**** MATERIAL FOR THIS TASK
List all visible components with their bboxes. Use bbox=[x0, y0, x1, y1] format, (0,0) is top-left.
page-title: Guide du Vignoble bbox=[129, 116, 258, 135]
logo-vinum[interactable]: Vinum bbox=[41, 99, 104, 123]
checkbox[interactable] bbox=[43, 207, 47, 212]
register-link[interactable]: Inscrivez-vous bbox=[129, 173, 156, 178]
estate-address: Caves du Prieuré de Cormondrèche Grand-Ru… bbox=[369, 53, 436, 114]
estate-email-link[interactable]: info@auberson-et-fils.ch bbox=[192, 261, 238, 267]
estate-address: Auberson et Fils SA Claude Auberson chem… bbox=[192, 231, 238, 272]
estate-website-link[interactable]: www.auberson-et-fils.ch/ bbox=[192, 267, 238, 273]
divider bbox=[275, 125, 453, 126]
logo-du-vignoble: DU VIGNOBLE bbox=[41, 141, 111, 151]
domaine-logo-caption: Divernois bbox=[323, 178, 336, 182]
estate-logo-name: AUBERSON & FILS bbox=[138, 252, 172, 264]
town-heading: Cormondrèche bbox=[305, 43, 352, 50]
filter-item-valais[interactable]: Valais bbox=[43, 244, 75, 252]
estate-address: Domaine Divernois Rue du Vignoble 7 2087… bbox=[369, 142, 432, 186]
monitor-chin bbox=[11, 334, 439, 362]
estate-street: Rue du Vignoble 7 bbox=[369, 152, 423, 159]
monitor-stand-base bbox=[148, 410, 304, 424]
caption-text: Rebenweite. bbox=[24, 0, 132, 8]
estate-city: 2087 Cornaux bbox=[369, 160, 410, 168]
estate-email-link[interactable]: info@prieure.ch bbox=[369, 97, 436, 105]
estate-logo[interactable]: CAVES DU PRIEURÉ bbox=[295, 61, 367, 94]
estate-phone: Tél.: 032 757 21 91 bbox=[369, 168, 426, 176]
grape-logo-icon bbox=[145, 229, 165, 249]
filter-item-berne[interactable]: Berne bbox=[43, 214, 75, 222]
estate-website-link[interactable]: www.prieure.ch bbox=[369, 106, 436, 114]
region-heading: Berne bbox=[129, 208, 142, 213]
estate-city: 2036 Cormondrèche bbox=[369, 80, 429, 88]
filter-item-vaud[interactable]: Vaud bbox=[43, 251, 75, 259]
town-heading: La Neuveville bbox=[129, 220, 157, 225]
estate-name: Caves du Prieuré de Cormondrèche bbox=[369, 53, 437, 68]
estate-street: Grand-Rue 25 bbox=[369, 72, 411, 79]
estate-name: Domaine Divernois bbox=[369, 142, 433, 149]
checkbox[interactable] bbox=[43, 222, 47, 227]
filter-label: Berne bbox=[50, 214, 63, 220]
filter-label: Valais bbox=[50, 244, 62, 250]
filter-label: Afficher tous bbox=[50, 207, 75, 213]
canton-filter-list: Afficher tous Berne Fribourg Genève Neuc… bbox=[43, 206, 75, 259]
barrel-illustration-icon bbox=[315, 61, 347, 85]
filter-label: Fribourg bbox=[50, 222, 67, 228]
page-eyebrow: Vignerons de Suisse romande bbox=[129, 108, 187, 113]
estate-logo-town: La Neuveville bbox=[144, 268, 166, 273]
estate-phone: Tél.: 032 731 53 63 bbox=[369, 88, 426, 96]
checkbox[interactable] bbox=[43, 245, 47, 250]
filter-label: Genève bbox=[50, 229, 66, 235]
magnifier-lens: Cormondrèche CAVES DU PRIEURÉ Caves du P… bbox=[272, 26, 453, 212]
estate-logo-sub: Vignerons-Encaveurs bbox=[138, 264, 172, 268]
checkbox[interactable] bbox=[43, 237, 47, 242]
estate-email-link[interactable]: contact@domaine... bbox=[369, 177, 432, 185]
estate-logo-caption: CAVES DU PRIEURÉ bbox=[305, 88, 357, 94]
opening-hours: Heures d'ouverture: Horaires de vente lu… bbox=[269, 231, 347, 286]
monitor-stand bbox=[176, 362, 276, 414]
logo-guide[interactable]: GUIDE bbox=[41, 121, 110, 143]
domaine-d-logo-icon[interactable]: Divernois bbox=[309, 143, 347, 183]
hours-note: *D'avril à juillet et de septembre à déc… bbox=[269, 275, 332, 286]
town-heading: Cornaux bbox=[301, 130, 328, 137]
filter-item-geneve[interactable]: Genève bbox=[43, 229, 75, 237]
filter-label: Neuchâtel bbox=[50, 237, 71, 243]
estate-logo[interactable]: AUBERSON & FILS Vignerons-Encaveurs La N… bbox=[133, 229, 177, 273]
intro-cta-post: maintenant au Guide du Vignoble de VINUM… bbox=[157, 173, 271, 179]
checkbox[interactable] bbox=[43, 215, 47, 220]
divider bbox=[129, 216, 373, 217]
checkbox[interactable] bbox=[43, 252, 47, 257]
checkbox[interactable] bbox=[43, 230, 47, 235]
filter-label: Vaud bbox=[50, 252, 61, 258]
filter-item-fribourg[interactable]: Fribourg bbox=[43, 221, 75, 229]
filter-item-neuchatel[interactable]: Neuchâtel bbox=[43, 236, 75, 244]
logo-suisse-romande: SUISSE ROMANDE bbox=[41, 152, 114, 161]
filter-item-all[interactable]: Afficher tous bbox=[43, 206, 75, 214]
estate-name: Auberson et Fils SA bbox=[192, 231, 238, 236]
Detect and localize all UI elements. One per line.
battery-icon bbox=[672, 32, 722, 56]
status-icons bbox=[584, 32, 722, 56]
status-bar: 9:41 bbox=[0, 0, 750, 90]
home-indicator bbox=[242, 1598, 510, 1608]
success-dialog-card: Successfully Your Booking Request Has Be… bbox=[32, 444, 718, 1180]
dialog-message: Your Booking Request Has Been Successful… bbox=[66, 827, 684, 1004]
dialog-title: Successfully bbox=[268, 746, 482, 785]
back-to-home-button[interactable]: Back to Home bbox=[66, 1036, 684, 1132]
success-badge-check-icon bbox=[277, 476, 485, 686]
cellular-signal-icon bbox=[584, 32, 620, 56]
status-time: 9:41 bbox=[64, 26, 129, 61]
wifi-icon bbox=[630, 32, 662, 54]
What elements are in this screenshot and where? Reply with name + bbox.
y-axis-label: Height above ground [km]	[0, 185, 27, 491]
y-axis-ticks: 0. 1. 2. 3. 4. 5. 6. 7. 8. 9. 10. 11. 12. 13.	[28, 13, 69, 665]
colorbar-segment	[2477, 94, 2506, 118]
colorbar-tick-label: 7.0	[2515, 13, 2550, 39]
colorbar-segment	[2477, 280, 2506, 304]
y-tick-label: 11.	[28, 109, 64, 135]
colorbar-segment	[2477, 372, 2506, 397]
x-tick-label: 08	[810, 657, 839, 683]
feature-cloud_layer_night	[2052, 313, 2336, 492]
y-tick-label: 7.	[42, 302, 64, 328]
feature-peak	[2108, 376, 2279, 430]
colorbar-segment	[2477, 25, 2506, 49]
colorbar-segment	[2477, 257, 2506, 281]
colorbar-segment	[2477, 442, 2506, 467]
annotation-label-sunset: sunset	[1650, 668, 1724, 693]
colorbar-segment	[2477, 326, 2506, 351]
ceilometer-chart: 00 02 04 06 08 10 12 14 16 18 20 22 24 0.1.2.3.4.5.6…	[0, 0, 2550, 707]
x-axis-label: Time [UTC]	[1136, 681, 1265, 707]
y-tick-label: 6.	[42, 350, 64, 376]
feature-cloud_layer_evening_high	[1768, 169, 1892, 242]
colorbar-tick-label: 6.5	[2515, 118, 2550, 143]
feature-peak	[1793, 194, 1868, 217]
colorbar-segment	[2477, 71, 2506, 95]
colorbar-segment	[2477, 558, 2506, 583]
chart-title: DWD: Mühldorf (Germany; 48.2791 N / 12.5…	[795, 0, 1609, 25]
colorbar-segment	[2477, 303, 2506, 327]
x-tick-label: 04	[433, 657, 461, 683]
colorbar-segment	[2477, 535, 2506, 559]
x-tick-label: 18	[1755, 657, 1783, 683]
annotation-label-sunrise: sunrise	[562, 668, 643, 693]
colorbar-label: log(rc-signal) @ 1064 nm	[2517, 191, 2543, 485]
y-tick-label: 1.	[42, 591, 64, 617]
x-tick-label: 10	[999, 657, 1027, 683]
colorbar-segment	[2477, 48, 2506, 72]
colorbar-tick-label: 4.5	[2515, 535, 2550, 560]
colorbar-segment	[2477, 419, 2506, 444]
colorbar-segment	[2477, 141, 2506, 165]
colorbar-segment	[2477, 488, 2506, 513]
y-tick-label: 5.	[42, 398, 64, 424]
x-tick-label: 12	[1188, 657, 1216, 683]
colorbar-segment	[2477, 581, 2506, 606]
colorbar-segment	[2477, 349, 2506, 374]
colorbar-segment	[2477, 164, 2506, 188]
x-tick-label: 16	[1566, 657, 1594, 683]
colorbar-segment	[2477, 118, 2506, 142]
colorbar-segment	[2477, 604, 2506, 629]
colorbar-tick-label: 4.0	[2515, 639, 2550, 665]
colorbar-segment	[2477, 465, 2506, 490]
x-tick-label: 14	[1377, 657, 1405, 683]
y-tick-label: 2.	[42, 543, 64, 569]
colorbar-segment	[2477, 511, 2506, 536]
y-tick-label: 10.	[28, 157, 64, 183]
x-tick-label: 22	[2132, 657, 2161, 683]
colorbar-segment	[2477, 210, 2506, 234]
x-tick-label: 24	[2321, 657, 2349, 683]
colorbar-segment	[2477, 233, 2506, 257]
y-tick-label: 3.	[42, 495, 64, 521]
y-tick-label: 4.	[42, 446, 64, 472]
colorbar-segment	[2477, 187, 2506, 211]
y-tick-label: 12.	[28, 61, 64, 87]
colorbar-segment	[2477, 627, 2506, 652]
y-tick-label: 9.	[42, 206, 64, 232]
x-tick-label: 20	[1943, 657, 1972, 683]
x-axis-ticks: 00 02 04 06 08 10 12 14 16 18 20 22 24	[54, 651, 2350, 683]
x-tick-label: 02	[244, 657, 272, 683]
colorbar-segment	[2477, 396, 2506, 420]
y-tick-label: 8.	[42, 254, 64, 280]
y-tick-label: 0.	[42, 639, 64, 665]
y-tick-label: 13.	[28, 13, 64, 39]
********
WRITTEN REQUEST:
Please pull out every line of the material above that contains the string "heading", matching case exactly.

ANSWER IN FULL:
town-heading: Cormondrèche bbox=[305, 43, 352, 50]
region-heading: Berne bbox=[129, 208, 142, 213]
town-heading: La Neuveville bbox=[129, 220, 157, 225]
town-heading: Cornaux bbox=[301, 130, 328, 137]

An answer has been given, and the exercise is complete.